- _What is asked_: Pick out each line in these entries that contains the string "为赔付金额".
○ ○ ○ ○ ○
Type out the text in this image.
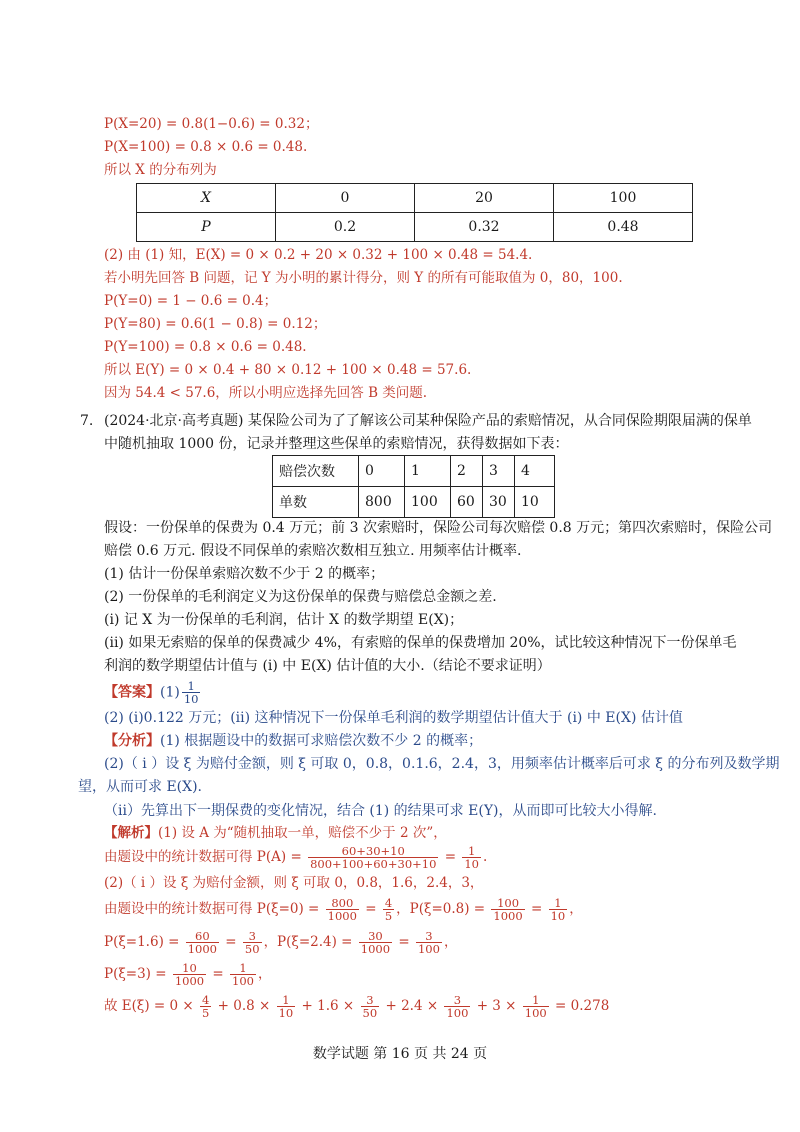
P(X=20) = 0.8(1−0.6) = 0.32；
P(X=100) = 0.8 × 0.6 = 0.48.
所以 X 的分布列为
X	0	20	100
P	0.2	0.32	0.48
(2) 由 (1) 知，E(X) = 0 × 0.2 + 20 × 0.32 + 100 × 0.48 = 54.4.
若小明先回答 B 问题，记 Y 为小明的累计得分，则 Y 的所有可能取值为 0，80，100.
P(Y=0) = 1 − 0.6 = 0.4；
P(Y=80) = 0.6(1 − 0.8) = 0.12；
P(Y=100) = 0.8 × 0.6 = 0.48.
所以 E(Y) = 0 × 0.4 + 80 × 0.12 + 100 × 0.48 = 57.6.
因为 54.4 < 57.6，所以小明应选择先回答 B 类问题.
7. (2024·北京·高考真题) 某保险公司为了了解该公司某种保险产品的索赔情况，从合同保险期限届满的保单
中随机抽取 1000 份，记录并整理这些保单的索赔情况，获得数据如下表：
赔偿次数	0	1	2	3	4
单数	800	100	60	30	10
假设：一份保单的保费为 0.4 万元；前 3 次索赔时，保险公司每次赔偿 0.8 万元；第四次索赔时，保险公司
赔偿 0.6 万元. 假设不同保单的索赔次数相互独立. 用频率估计概率.
(1) 估计一份保单索赔次数不少于 2 的概率；
(2) 一份保单的毛利润定义为这份保单的保费与赔偿总金额之差.
(i) 记 X 为一份保单的毛利润，估计 X 的数学期望 E(X)；
(ii) 如果无索赔的保单的保费减少 4%，有索赔的保单的保费增加 20%，试比较这种情况下一份保单毛
利润的数学期望估计值与 (i) 中 E(X) 估计值的大小.（结论不要求证明）
【答案】$(1) \frac{1}{10}$
(2) (i)0.122 万元；(ii) 这种情况下一份保单毛利润的数学期望估计值大于 (i) 中 E(X) 估计值
【分析】(1) 根据题设中的数据可求赔偿次数不少 2 的概率；
(2)（ i ）设 ξ 为赔付金额，则 ξ 可取 0，0.8，0.1.6，2.4，3，用频率估计概率后可求 ξ 的分布列及数学期
望，从而可求 E(X).
（ii）先算出下一期保费的变化情况，结合 (1) 的结果可求 E(Y)，从而即可比较大小得解.
【解析】(1) 设 A 为“随机抽取一单，赔偿不少于 2 次”，
由题设中的统计数据可得 $P(A) = \frac{60+30+10}{800+100+60+30+10} = \frac{1}{10}$ .
(2)（ i ）设 ξ 为赔付金额，则 ξ 可取 0，0.8，1.6，2.4，3，
由题设中的统计数据可得 $P(\xi=0) = \frac{800}{1000} = \frac{4}{5}$ ，$P(\xi=0.8) = \frac{100}{1000} = \frac{1}{10}$ ，
$P(\xi=1.6) = \frac{60}{1000} = \frac{3}{50}$ ，$P(\xi=2.4) = \frac{30}{1000} = \frac{3}{100}$ ，
$P(\xi=3) = \frac{10}{1000} = \frac{1}{100}$ ，
故 $E(\xi) = 0 \times \frac{4}{5} + 0.8 \times \frac{1}{10} + 1.6 \times \frac{3}{50} + 2.4 \times \frac{3}{100} + 3 \times \frac{1}{100} = 0.278$
数学试题 第 16 页 共 24 页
○ ○ ○ ○ ○
- _Answer in full_:
(2)（ i ）设 ξ 为赔付金额，则 ξ 可取 0，0.8，0.1.6，2.4，3，用频率估计概率后可求 ξ 的分布列及数学期
(2)（ i ）设 ξ 为赔付金额，则 ξ 可取 0，0.8，1.6，2.4，3，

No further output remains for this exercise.